What to produce: State how many lines of the entries below hold the word "systemet"; reply with nothing but the number.

The records:
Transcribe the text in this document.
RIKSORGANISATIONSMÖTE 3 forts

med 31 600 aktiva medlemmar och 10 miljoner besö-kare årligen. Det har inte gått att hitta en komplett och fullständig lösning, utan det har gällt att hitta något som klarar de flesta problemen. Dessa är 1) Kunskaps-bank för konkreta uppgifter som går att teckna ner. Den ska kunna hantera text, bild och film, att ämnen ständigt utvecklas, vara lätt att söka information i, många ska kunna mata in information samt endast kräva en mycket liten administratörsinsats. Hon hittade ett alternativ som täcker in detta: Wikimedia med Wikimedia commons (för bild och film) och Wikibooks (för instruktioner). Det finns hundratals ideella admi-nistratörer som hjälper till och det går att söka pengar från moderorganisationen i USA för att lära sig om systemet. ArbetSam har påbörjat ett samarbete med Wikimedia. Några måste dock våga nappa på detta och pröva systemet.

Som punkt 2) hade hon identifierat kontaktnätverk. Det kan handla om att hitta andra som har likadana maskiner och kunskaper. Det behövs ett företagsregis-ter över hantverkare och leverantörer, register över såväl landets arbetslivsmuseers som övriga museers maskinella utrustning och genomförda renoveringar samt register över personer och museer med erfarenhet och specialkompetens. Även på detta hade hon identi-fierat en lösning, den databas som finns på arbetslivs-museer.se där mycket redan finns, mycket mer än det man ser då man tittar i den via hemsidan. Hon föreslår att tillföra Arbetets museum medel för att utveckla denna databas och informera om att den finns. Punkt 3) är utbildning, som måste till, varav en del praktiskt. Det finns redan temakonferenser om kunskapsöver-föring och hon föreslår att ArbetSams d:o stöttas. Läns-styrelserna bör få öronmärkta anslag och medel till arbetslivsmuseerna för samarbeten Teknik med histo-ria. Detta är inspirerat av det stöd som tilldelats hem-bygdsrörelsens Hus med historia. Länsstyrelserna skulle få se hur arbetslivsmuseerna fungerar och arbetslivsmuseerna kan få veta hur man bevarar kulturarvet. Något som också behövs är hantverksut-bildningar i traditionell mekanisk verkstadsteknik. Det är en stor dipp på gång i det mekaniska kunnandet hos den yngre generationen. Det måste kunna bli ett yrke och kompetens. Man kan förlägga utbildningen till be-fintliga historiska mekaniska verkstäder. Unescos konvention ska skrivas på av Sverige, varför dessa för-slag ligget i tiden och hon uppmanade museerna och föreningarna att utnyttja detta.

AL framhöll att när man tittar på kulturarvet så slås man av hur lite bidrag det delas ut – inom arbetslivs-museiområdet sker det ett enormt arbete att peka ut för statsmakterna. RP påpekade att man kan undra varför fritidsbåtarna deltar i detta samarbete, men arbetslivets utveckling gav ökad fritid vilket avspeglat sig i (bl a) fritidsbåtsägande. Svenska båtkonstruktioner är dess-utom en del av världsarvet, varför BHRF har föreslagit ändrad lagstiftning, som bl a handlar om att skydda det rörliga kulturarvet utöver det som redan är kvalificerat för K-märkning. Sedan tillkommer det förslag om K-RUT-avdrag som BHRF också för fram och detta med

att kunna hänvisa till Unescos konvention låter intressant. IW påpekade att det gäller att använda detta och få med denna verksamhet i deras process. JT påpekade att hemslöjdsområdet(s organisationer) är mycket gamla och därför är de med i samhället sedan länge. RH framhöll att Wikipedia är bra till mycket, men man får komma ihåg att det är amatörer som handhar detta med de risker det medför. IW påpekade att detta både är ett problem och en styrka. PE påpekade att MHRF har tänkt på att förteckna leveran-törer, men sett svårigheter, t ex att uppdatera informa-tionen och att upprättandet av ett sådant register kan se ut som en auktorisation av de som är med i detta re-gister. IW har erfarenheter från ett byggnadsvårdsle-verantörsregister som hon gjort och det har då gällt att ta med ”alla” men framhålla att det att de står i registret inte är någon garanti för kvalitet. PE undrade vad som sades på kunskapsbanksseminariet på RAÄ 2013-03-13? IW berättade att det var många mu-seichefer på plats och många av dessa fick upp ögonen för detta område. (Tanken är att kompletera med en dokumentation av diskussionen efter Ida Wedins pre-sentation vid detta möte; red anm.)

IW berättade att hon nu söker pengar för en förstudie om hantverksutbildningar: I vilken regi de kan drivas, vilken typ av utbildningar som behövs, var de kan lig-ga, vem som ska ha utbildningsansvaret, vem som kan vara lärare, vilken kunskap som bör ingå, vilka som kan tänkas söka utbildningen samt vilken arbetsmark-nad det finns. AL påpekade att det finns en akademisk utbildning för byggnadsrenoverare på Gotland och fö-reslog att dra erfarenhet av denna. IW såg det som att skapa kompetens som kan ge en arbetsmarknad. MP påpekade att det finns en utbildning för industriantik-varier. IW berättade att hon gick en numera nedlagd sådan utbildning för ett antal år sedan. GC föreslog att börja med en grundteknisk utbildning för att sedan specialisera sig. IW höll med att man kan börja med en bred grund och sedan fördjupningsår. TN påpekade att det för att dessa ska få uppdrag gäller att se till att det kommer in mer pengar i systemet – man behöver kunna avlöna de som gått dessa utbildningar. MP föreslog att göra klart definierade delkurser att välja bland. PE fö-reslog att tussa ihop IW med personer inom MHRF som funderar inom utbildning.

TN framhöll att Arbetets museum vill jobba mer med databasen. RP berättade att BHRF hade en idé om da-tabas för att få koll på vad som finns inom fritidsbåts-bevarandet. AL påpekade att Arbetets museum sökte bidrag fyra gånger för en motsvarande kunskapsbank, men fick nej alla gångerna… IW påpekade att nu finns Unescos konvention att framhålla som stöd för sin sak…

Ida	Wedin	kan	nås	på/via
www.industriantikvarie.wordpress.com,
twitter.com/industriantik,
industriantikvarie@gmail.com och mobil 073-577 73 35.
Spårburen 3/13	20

Finished task: 2